**DATA TO USE:**
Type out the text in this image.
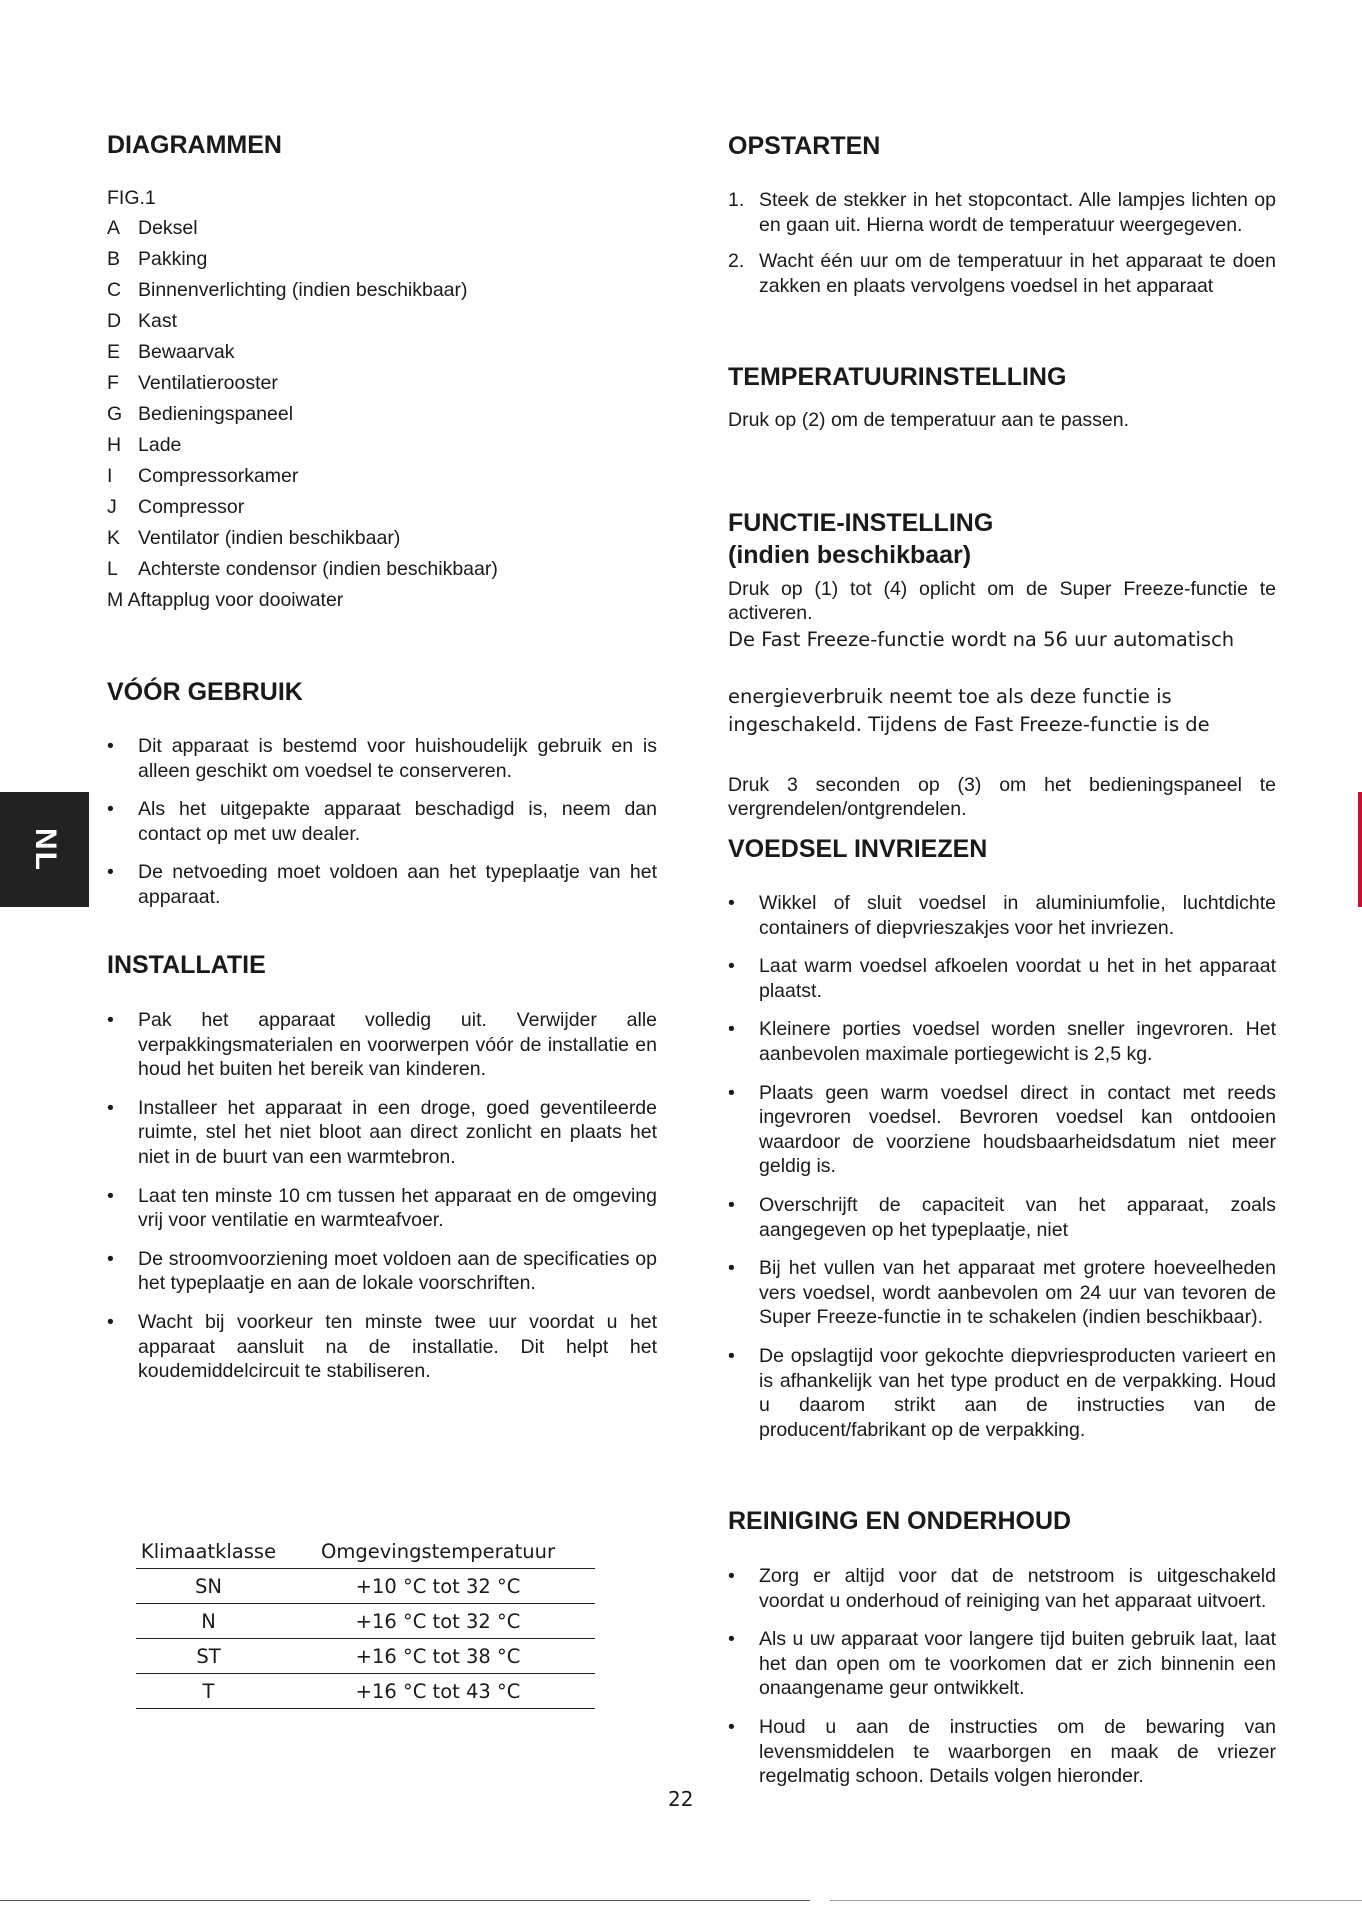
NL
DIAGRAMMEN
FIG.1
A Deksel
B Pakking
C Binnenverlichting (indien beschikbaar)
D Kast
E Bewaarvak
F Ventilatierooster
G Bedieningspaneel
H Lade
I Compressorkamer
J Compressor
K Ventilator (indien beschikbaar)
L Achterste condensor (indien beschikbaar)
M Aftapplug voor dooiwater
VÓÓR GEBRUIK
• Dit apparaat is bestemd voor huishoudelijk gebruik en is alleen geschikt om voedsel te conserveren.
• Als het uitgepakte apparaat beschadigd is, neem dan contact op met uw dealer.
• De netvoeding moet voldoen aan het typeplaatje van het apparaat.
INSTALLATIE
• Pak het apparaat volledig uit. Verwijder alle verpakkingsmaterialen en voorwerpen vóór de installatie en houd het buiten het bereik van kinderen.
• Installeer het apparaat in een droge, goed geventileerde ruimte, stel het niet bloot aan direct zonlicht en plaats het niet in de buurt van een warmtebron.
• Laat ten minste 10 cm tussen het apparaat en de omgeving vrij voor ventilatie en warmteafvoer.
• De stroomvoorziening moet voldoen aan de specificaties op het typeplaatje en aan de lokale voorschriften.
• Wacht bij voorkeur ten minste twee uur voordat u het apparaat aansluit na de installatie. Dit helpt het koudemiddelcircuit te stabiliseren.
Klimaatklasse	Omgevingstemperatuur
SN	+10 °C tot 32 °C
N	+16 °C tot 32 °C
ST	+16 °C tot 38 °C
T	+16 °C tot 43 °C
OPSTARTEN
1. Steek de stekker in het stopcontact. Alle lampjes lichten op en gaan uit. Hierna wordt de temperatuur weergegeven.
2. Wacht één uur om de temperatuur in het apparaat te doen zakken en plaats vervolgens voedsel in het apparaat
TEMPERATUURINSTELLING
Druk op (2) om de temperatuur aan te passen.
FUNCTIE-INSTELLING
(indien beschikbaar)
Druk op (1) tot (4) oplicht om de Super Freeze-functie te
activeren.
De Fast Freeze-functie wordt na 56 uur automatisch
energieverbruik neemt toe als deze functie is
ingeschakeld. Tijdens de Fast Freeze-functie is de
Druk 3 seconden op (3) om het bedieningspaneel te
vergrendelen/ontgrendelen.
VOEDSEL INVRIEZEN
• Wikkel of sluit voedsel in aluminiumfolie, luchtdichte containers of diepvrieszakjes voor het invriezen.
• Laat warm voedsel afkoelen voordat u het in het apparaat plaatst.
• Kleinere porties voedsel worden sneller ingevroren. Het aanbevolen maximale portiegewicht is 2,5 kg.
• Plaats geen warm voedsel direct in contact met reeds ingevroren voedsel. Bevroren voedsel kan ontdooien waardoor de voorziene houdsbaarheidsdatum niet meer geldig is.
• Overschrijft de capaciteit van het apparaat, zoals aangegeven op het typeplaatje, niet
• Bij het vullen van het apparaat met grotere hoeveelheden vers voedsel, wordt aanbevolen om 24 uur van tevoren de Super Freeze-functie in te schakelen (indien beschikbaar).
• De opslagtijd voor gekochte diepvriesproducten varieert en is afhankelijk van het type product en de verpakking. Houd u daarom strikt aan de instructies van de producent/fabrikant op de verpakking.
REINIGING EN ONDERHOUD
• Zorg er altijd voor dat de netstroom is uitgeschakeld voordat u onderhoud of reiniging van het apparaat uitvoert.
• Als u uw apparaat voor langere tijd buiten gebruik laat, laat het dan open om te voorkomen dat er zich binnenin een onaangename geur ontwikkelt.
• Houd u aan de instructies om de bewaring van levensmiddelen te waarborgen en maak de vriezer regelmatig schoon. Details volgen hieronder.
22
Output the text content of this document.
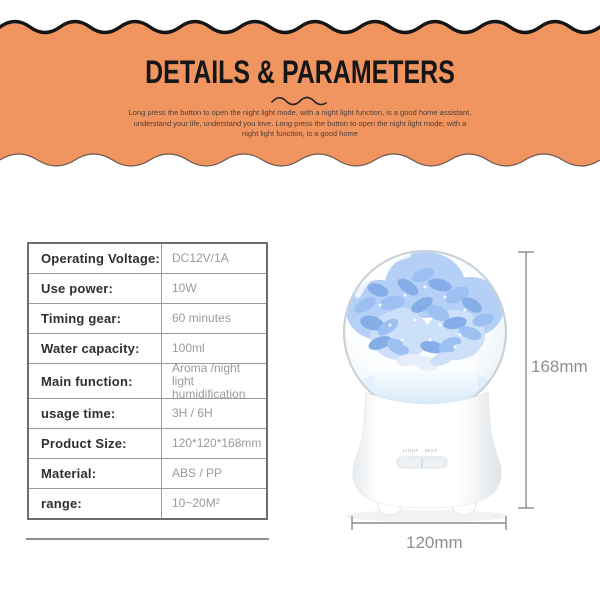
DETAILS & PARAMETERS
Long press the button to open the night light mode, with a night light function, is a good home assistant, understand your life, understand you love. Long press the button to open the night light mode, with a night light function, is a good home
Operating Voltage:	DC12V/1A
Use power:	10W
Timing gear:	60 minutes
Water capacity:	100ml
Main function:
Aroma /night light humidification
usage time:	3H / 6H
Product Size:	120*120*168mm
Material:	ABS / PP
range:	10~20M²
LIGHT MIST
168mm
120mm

**WRITTEN TASK:**
Repeat the material exactly as it reads, without any of its pictures.

**RESPONSE:**
Type out the text in this image.
NL
DIAGRAMMEN
FIG.1
A Deksel
B Pakking
C Binnenverlichting (indien beschikbaar)
D Kast
E Bewaarvak
F Ventilatierooster
G Bedieningspaneel
H Lade
I Compressorkamer
J Compressor
K Ventilator (indien beschikbaar)
L Achterste condensor (indien beschikbaar)
M Aftapplug voor dooiwater
VÓÓR GEBRUIK
• Dit apparaat is bestemd voor huishoudelijk gebruik en is alleen geschikt om voedsel te conserveren.
• Als het uitgepakte apparaat beschadigd is, neem dan contact op met uw dealer.
• De netvoeding moet voldoen aan het typeplaatje van het apparaat.
INSTALLATIE
• Pak het apparaat volledig uit. Verwijder alle verpakkingsmaterialen en voorwerpen vóór de installatie en houd het buiten het bereik van kinderen.
• Installeer het apparaat in een droge, goed geventileerde ruimte, stel het niet bloot aan direct zonlicht en plaats het niet in de buurt van een warmtebron.
• Laat ten minste 10 cm tussen het apparaat en de omgeving vrij voor ventilatie en warmteafvoer.
• De stroomvoorziening moet voldoen aan de specificaties op het typeplaatje en aan de lokale voorschriften.
• Wacht bij voorkeur ten minste twee uur voordat u het apparaat aansluit na de installatie. Dit helpt het koudemiddelcircuit te stabiliseren.
Klimaatklasse	Omgevingstemperatuur
SN	+10 °C tot 32 °C
N	+16 °C tot 32 °C
ST	+16 °C tot 38 °C
T	+16 °C tot 43 °C
OPSTARTEN
1. Steek de stekker in het stopcontact. Alle lampjes lichten op en gaan uit. Hierna wordt de temperatuur weergegeven.
2. Wacht één uur om de temperatuur in het apparaat te doen zakken en plaats vervolgens voedsel in het apparaat
TEMPERATUURINSTELLING
Druk op (2) om de temperatuur aan te passen.
FUNCTIE-INSTELLING
(indien beschikbaar)
Druk op (1) tot (4) oplicht om de Super Freeze-functie te
activeren.
De Fast Freeze-functie wordt na 56 uur automatisch
energieverbruik neemt toe als deze functie is
ingeschakeld. Tijdens de Fast Freeze-functie is de
Druk 3 seconden op (3) om het bedieningspaneel te
vergrendelen/ontgrendelen.
VOEDSEL INVRIEZEN
• Wikkel of sluit voedsel in aluminiumfolie, luchtdichte containers of diepvrieszakjes voor het invriezen.
• Laat warm voedsel afkoelen voordat u het in het apparaat plaatst.
• Kleinere porties voedsel worden sneller ingevroren. Het aanbevolen maximale portiegewicht is 2,5 kg.
• Plaats geen warm voedsel direct in contact met reeds ingevroren voedsel. Bevroren voedsel kan ontdooien waardoor de voorziene houdsbaarheidsdatum niet meer geldig is.
• Overschrijft de capaciteit van het apparaat, zoals aangegeven op het typeplaatje, niet
• Bij het vullen van het apparaat met grotere hoeveelheden vers voedsel, wordt aanbevolen om 24 uur van tevoren de Super Freeze-functie in te schakelen (indien beschikbaar).
• De opslagtijd voor gekochte diepvriesproducten varieert en is afhankelijk van het type product en de verpakking. Houd u daarom strikt aan de instructies van de producent/fabrikant op de verpakking.
REINIGING EN ONDERHOUD
• Zorg er altijd voor dat de netstroom is uitgeschakeld voordat u onderhoud of reiniging van het apparaat uitvoert.
• Als u uw apparaat voor langere tijd buiten gebruik laat, laat het dan open om te voorkomen dat er zich binnenin een onaangename geur ontwikkelt.
• Houd u aan de instructies om de bewaring van levensmiddelen te waarborgen en maak de vriezer regelmatig schoon. Details volgen hieronder.
22
Output the text content of this document.
DETAILS & PARAMETERS
Long press the button to open the night light mode, with a night light function, is a good home assistant, understand your life, understand you love. Long press the button to open the night light mode, with a night light function, is a good home
Operating Voltage:	DC12V/1A
Use power:	10W
Timing gear:	60 minutes
Water capacity:	100ml
Main function:
Aroma /night light humidification
usage time:	3H / 6H
Product Size:	120*120*168mm
Material:	ABS / PP
range:	10~20M²
LIGHT MIST
168mm
120mm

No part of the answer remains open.